_EXERCISE REQUIREMENTS_
Render every text line in the data below as a JSON list of strings, one string per line, with blank lines left out. Leave the pictures out of the answer.

_DATA SHOWN_
[BEGIN]

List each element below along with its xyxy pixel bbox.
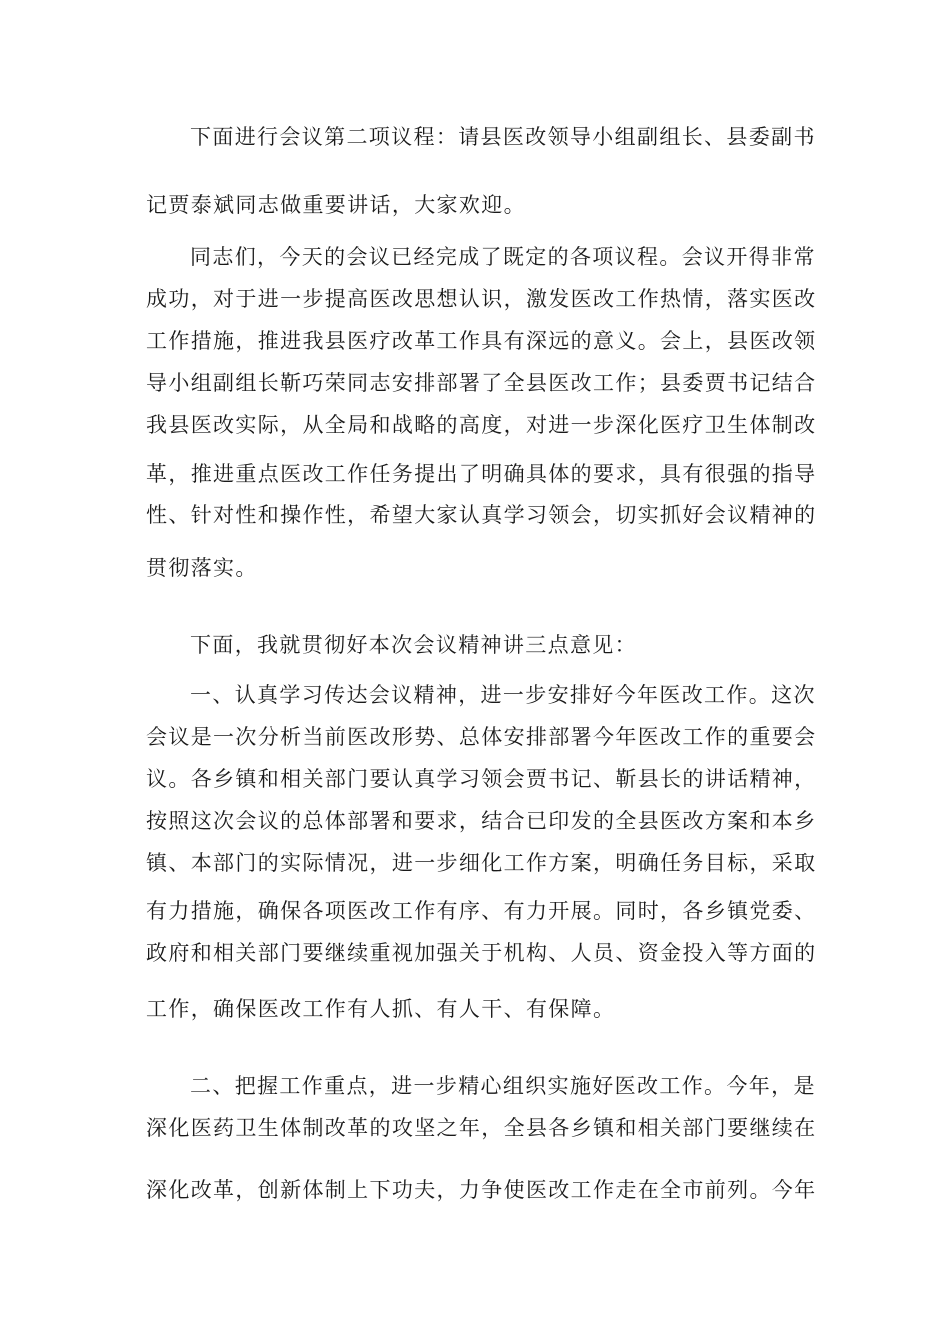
paragraph-1-line-1: 下面进行会议第二项议程：请县医改领导小组副组长、县委副书 [190, 125, 816, 149]
paragraph-2-line-6: 革，推进重点医改工作任务提出了明确具体的要求，具有很强的指导 [146, 462, 817, 486]
paragraph-4-line-1: 一、认真学习传达会议精神，进一步安排好今年医改工作。这次 [190, 683, 816, 707]
paragraph-2-line-4: 导小组副组长靳巧荣同志安排部署了全县医改工作；县委贾书记结合 [146, 371, 817, 395]
paragraph-2-line-5: 我县医改实际，从全局和战略的高度，对进一步深化医疗卫生体制改 [146, 413, 817, 437]
paragraph-4-line-8: 工作，确保医改工作有人抓、有人干、有保障。 [146, 997, 616, 1021]
paragraph-4-line-2: 会议是一次分析当前医改形势、总体安排部署今年医改工作的重要会 [146, 725, 817, 749]
paragraph-4-line-3: 议。各乡镇和相关部门要认真学习领会贾书记、靳县长的讲话精神， [146, 767, 817, 791]
paragraph-4-line-6: 有力措施，确保各项医改工作有序、有力开展。同时，各乡镇党委、 [146, 899, 817, 923]
paragraph-2-line-3: 工作措施，推进我县医疗改革工作具有深远的意义。会上，县医改领 [146, 329, 817, 353]
paragraph-2-line-2: 成功，对于进一步提高医改思想认识，激发医改工作热情，落实医改 [146, 287, 817, 311]
paragraph-3-line-1: 下面，我就贯彻好本次会议精神讲三点意见： [190, 633, 637, 657]
paragraph-2-line-8: 贯彻落实。 [146, 556, 258, 580]
paragraph-4-line-5: 镇、本部门的实际情况，进一步细化工作方案，明确任务目标，采取 [146, 851, 817, 875]
paragraph-1-line-2: 记贾泰斌同志做重要讲话，大家欢迎。 [146, 193, 526, 217]
paragraph-5-line-1: 二、把握工作重点，进一步精心组织实施好医改工作。今年，是 [190, 1074, 816, 1098]
paragraph-2-line-1: 同志们，今天的会议已经完成了既定的各项议程。会议开得非常 [190, 245, 816, 269]
paragraph-4-line-7: 政府和相关部门要继续重视加强关于机构、人员、资金投入等方面的 [146, 941, 817, 965]
paragraph-5-line-3: 深化改革，创新体制上下功夫，力争使医改工作走在全市前列。今年 [146, 1178, 817, 1202]
paragraph-4-line-4: 按照这次会议的总体部署和要求，结合已印发的全县医改方案和本乡 [146, 809, 817, 833]
paragraph-2-line-7: 性、针对性和操作性，希望大家认真学习领会，切实抓好会议精神的 [146, 503, 817, 527]
paragraph-5-line-2: 深化医药卫生体制改革的攻坚之年，全县各乡镇和相关部门要继续在 [146, 1116, 817, 1140]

[END]

_EXERCISE OUTPUT_
[
  "List each element below along with its xyxy pixel bbox.",
  "paragraph-1-line-1: 下面进行会议第二项议程：请县医改领导小组副组长、县委副书 [190, 125, 816, 149]",
  "paragraph-2-line-6: 革，推进重点医改工作任务提出了明确具体的要求，具有很强的指导 [146, 462, 817, 486]",
  "paragraph-4-line-1: 一、认真学习传达会议精神，进一步安排好今年医改工作。这次 [190, 683, 816, 707]",
  "paragraph-2-line-4: 导小组副组长靳巧荣同志安排部署了全县医改工作；县委贾书记结合 [146, 371, 817, 395]",
  "paragraph-2-line-5: 我县医改实际，从全局和战略的高度，对进一步深化医疗卫生体制改 [146, 413, 817, 437]",
  "paragraph-4-line-8: 工作，确保医改工作有人抓、有人干、有保障。 [146, 997, 616, 1021]",
  "paragraph-4-line-2: 会议是一次分析当前医改形势、总体安排部署今年医改工作的重要会 [146, 725, 817, 749]",
  "paragraph-4-line-3: 议。各乡镇和相关部门要认真学习领会贾书记、靳县长的讲话精神， [146, 767, 817, 791]",
  "paragraph-4-line-6: 有力措施，确保各项医改工作有序、有力开展。同时，各乡镇党委、 [146, 899, 817, 923]",
  "paragraph-2-line-3: 工作措施，推进我县医疗改革工作具有深远的意义。会上，县医改领 [146, 329, 817, 353]",
  "paragraph-2-line-2: 成功，对于进一步提高医改思想认识，激发医改工作热情，落实医改 [146, 287, 817, 311]",
  "paragraph-3-line-1: 下面，我就贯彻好本次会议精神讲三点意见： [190, 633, 637, 657]",
  "paragraph-2-line-8: 贯彻落实。 [146, 556, 258, 580]",
  "paragraph-4-line-5: 镇、本部门的实际情况，进一步细化工作方案，明确任务目标，采取 [146, 851, 817, 875]",
  "paragraph-1-line-2: 记贾泰斌同志做重要讲话，大家欢迎。 [146, 193, 526, 217]",
  "paragraph-5-line-1: 二、把握工作重点，进一步精心组织实施好医改工作。今年，是 [190, 1074, 816, 1098]",
  "paragraph-2-line-1: 同志们，今天的会议已经完成了既定的各项议程。会议开得非常 [190, 245, 816, 269]",
  "paragraph-4-line-7: 政府和相关部门要继续重视加强关于机构、人员、资金投入等方面的 [146, 941, 817, 965]",
  "paragraph-5-line-3: 深化改革，创新体制上下功夫，力争使医改工作走在全市前列。今年 [146, 1178, 817, 1202]",
  "paragraph-4-line-4: 按照这次会议的总体部署和要求，结合已印发的全县医改方案和本乡 [146, 809, 817, 833]",
  "paragraph-2-line-7: 性、针对性和操作性，希望大家认真学习领会，切实抓好会议精神的 [146, 503, 817, 527]",
  "paragraph-5-line-2: 深化医药卫生体制改革的攻坚之年，全县各乡镇和相关部门要继续在 [146, 1116, 817, 1140]"
]